* Task to carry out:
Could you transcribe each of the lines below, character for character, leaving nothing out and changing nothing?
-.-.-
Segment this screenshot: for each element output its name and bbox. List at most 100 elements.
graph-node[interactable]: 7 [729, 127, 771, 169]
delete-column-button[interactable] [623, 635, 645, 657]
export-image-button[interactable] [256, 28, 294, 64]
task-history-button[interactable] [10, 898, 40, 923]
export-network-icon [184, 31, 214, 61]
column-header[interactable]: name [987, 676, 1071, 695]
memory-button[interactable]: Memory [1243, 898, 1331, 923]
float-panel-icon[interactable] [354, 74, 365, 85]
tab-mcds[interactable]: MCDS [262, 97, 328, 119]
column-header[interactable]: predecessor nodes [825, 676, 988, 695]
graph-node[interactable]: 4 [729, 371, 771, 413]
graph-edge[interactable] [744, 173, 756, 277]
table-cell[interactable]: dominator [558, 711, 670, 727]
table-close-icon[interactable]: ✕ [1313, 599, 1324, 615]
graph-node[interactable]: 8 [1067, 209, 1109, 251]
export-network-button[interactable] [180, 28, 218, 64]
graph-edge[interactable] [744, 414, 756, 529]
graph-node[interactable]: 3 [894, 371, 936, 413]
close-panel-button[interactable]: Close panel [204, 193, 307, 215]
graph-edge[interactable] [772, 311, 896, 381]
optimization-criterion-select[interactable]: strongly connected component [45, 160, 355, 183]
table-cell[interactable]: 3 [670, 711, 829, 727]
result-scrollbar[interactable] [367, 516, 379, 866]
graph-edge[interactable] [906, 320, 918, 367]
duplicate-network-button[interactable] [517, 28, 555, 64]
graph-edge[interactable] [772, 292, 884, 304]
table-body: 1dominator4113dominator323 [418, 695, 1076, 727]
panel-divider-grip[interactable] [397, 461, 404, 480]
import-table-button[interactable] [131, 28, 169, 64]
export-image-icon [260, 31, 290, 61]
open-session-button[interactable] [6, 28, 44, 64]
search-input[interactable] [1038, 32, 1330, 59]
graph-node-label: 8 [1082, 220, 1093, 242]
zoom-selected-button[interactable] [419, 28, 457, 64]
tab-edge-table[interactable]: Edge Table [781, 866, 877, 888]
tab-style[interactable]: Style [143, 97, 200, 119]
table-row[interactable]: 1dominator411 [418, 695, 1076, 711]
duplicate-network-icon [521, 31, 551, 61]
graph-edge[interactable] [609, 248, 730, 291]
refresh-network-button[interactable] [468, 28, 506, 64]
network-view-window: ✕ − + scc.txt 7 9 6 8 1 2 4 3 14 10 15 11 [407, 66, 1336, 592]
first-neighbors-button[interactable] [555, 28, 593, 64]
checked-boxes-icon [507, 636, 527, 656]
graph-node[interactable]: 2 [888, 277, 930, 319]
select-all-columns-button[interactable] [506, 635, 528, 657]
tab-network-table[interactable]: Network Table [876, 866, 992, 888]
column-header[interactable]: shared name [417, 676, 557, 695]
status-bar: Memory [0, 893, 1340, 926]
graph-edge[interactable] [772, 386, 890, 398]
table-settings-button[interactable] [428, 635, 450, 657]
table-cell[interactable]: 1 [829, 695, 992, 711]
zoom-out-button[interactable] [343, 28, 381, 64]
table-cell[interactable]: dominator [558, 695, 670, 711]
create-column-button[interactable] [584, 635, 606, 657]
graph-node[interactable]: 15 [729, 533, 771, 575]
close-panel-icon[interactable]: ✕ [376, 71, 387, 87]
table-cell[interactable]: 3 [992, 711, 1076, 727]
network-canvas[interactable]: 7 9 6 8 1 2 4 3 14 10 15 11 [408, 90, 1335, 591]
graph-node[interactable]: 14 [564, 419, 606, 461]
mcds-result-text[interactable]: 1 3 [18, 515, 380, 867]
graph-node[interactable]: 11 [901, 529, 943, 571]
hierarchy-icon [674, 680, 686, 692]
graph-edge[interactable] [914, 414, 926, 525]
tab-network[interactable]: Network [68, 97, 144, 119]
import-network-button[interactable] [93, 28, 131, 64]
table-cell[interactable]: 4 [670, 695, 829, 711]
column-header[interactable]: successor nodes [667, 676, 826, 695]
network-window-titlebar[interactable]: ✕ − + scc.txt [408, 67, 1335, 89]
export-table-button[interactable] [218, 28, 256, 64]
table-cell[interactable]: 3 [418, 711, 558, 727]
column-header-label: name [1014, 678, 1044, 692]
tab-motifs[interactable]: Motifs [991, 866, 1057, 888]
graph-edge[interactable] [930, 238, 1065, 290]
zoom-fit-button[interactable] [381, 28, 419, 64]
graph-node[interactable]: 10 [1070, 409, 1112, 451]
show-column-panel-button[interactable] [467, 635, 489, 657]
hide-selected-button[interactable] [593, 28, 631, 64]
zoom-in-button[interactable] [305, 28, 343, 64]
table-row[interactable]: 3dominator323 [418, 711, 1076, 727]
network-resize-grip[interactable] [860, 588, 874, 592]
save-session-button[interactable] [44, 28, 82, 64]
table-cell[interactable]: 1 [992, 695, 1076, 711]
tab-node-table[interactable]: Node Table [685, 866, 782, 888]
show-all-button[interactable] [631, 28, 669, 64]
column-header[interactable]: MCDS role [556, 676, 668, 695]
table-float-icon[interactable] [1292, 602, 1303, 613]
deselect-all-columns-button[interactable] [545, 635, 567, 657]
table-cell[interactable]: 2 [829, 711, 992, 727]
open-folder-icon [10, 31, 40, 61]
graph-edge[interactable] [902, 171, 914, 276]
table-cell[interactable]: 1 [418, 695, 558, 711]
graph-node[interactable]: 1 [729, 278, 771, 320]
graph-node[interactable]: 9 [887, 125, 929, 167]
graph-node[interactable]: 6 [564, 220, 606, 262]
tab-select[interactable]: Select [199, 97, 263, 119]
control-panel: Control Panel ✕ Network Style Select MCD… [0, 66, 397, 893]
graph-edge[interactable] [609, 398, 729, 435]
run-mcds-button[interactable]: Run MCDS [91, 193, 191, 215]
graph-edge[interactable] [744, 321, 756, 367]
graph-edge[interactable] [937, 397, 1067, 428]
-.-.-
* Response for this exercise:
Segment this screenshot: for each element output its name and bbox. List at most 100 elements.
graph-node[interactable]: 7 [729, 127, 771, 169]
delete-column-button[interactable] [623, 635, 645, 657]
export-image-button[interactable] [256, 28, 294, 64]
task-history-button[interactable] [10, 898, 40, 923]
export-network-icon [184, 31, 214, 61]
column-header[interactable]: name [987, 676, 1071, 695]
memory-button[interactable]: Memory [1243, 898, 1331, 923]
float-panel-icon[interactable] [354, 74, 365, 85]
tab-mcds[interactable]: MCDS [262, 97, 328, 119]
column-header[interactable]: predecessor nodes [825, 676, 988, 695]
graph-node[interactable]: 4 [729, 371, 771, 413]
graph-edge[interactable] [744, 173, 756, 277]
table-cell[interactable]: dominator [558, 711, 670, 727]
table-close-icon[interactable]: ✕ [1313, 599, 1324, 615]
graph-node[interactable]: 8 [1067, 209, 1109, 251]
export-network-button[interactable] [180, 28, 218, 64]
graph-edge[interactable] [744, 414, 756, 529]
graph-node[interactable]: 3 [894, 371, 936, 413]
close-panel-button[interactable]: Close panel [204, 193, 307, 215]
graph-edge[interactable] [772, 311, 896, 381]
optimization-criterion-select[interactable]: strongly connected component [45, 160, 355, 183]
table-cell[interactable]: 3 [670, 711, 829, 727]
result-scrollbar[interactable] [367, 516, 379, 866]
graph-edge[interactable] [906, 320, 918, 367]
duplicate-network-button[interactable] [517, 28, 555, 64]
graph-edge[interactable] [772, 292, 884, 304]
table-body: 1dominator4113dominator323 [418, 695, 1076, 727]
panel-divider-grip[interactable] [397, 461, 404, 480]
import-table-button[interactable] [131, 28, 169, 64]
export-image-icon [260, 31, 290, 61]
open-session-button[interactable] [6, 28, 44, 64]
search-input[interactable] [1038, 32, 1330, 59]
graph-node-label: 8 [1082, 220, 1093, 242]
zoom-selected-button[interactable] [419, 28, 457, 64]
tab-edge-table[interactable]: Edge Table [781, 866, 877, 888]
tab-style[interactable]: Style [143, 97, 200, 119]
table-row[interactable]: 1dominator411 [418, 695, 1076, 711]
duplicate-network-icon [521, 31, 551, 61]
graph-edge[interactable] [609, 248, 730, 291]
refresh-network-button[interactable] [468, 28, 506, 64]
network-view-window: ✕ − + scc.txt 7 9 6 8 1 2 4 3 14 10 15 11 [407, 66, 1336, 592]
first-neighbors-button[interactable] [555, 28, 593, 64]
checked-boxes-icon [507, 636, 527, 656]
graph-node[interactable]: 2 [888, 277, 930, 319]
select-all-columns-button[interactable] [506, 635, 528, 657]
tab-network-table[interactable]: Network Table [876, 866, 992, 888]
column-header[interactable]: shared name [417, 676, 557, 695]
status-bar: Memory [0, 893, 1340, 926]
graph-edge[interactable] [772, 386, 890, 398]
table-settings-button[interactable] [428, 635, 450, 657]
table-cell[interactable]: 1 [829, 695, 992, 711]
zoom-out-button[interactable] [343, 28, 381, 64]
table-cell[interactable]: dominator [558, 695, 670, 711]
create-column-button[interactable] [584, 635, 606, 657]
graph-node[interactable]: 15 [729, 533, 771, 575]
close-panel-icon[interactable]: ✕ [376, 71, 387, 87]
table-cell[interactable]: 3 [992, 711, 1076, 727]
network-canvas[interactable]: 7 9 6 8 1 2 4 3 14 10 15 11 [408, 90, 1335, 591]
graph-node[interactable]: 14 [564, 419, 606, 461]
mcds-result-text[interactable]: 1 3 [18, 515, 380, 867]
graph-node[interactable]: 11 [901, 529, 943, 571]
hierarchy-icon [674, 680, 686, 692]
graph-edge[interactable] [914, 414, 926, 525]
tab-network[interactable]: Network [68, 97, 144, 119]
import-network-button[interactable] [93, 28, 131, 64]
table-cell[interactable]: 4 [670, 695, 829, 711]
column-header[interactable]: successor nodes [667, 676, 826, 695]
network-window-titlebar[interactable]: ✕ − + scc.txt [408, 67, 1335, 89]
export-table-button[interactable] [218, 28, 256, 64]
table-cell[interactable]: 3 [418, 711, 558, 727]
column-header-label: name [1014, 678, 1044, 692]
tab-motifs[interactable]: Motifs [991, 866, 1057, 888]
graph-edge[interactable] [930, 238, 1065, 290]
zoom-fit-button[interactable] [381, 28, 419, 64]
graph-node[interactable]: 10 [1070, 409, 1112, 451]
show-column-panel-button[interactable] [467, 635, 489, 657]
hide-selected-button[interactable] [593, 28, 631, 64]
zoom-in-button[interactable] [305, 28, 343, 64]
table-row[interactable]: 3dominator323 [418, 711, 1076, 727]
network-resize-grip[interactable] [860, 588, 874, 592]
save-session-button[interactable] [44, 28, 82, 64]
table-cell[interactable]: 1 [992, 695, 1076, 711]
tab-node-table[interactable]: Node Table [685, 866, 782, 888]
show-all-button[interactable] [631, 28, 669, 64]
column-header[interactable]: MCDS role [556, 676, 668, 695]
table-float-icon[interactable] [1292, 602, 1303, 613]
deselect-all-columns-button[interactable] [545, 635, 567, 657]
table-cell[interactable]: 2 [829, 711, 992, 727]
open-folder-icon [10, 31, 40, 61]
graph-edge[interactable] [902, 171, 914, 276]
table-cell[interactable]: 1 [418, 695, 558, 711]
graph-node[interactable]: 1 [729, 278, 771, 320]
graph-node[interactable]: 9 [887, 125, 929, 167]
graph-node[interactable]: 6 [564, 220, 606, 262]
tab-select[interactable]: Select [199, 97, 263, 119]
control-panel: Control Panel ✕ Network Style Select MCD… [0, 66, 397, 893]
graph-edge[interactable] [609, 398, 729, 435]
run-mcds-button[interactable]: Run MCDS [91, 193, 191, 215]
graph-edge[interactable] [744, 321, 756, 367]
graph-edge[interactable] [937, 397, 1067, 428]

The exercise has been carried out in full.